__Exercise aim__: Quote each line of the material verbatim, without the pictures.

Stored data:
######
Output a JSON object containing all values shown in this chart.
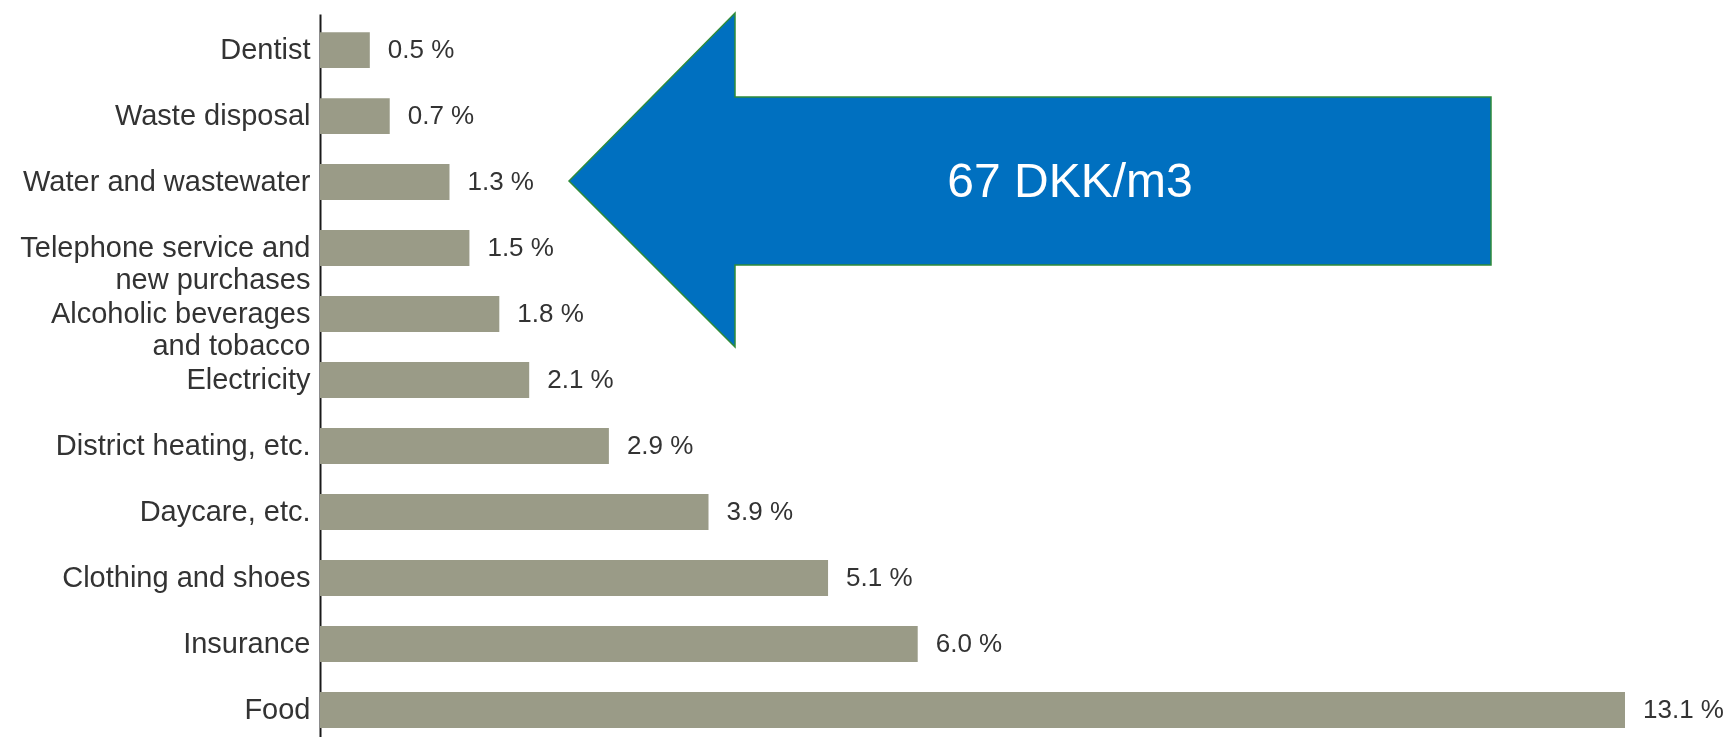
{
  "chart_data": {
    "type": "bar",
    "orientation": "horizontal",
    "categories": [
      "Dentist",
      "Waste disposal",
      "Water and wastewater",
      "Telephone service and new purchases",
      "Alcoholic beverages and tobacco",
      "Electricity",
      "District heating, etc.",
      "Daycare, etc.",
      "Clothing and shoes",
      "Insurance",
      "Food"
    ],
    "values": [
      0.5,
      0.7,
      1.3,
      1.5,
      1.8,
      2.1,
      2.9,
      3.9,
      5.1,
      6.0,
      13.1
    ],
    "color": "#9a9b87",
    "value_labels": [
      "0.5 %",
      "0.7 %",
      "1.3 %",
      "1.5 %",
      "1.8 %",
      "2.1 %",
      "2.9 %",
      "3.9 %",
      "5.1 %",
      "6.0 %",
      "13.1 %"
    ],
    "annotations": [
      "67 DKK/m3"
    ],
    "grid": false,
    "tick_labels": "y"
  }
}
######
__Response to the task__:
Output a JSON object containing all values shown in this chart.
{
  "chart_data": {
    "type": "bar",
    "orientation": "horizontal",
    "categories": [
      "Dentist",
      "Waste disposal",
      "Water and wastewater",
      "Telephone service and new purchases",
      "Alcoholic beverages and tobacco",
      "Electricity",
      "District heating, etc.",
      "Daycare, etc.",
      "Clothing and shoes",
      "Insurance",
      "Food"
    ],
    "values": [
      0.5,
      0.7,
      1.3,
      1.5,
      1.8,
      2.1,
      2.9,
      3.9,
      5.1,
      6.0,
      13.1
    ],
    "color": "#9a9b87",
    "value_labels": [
      "0.5 %",
      "0.7 %",
      "1.3 %",
      "1.5 %",
      "1.8 %",
      "2.1 %",
      "2.9 %",
      "3.9 %",
      "5.1 %",
      "6.0 %",
      "13.1 %"
    ],
    "annotations": [
      "67 DKK/m3"
    ],
    "grid": false,
    "tick_labels": "y"
  }
}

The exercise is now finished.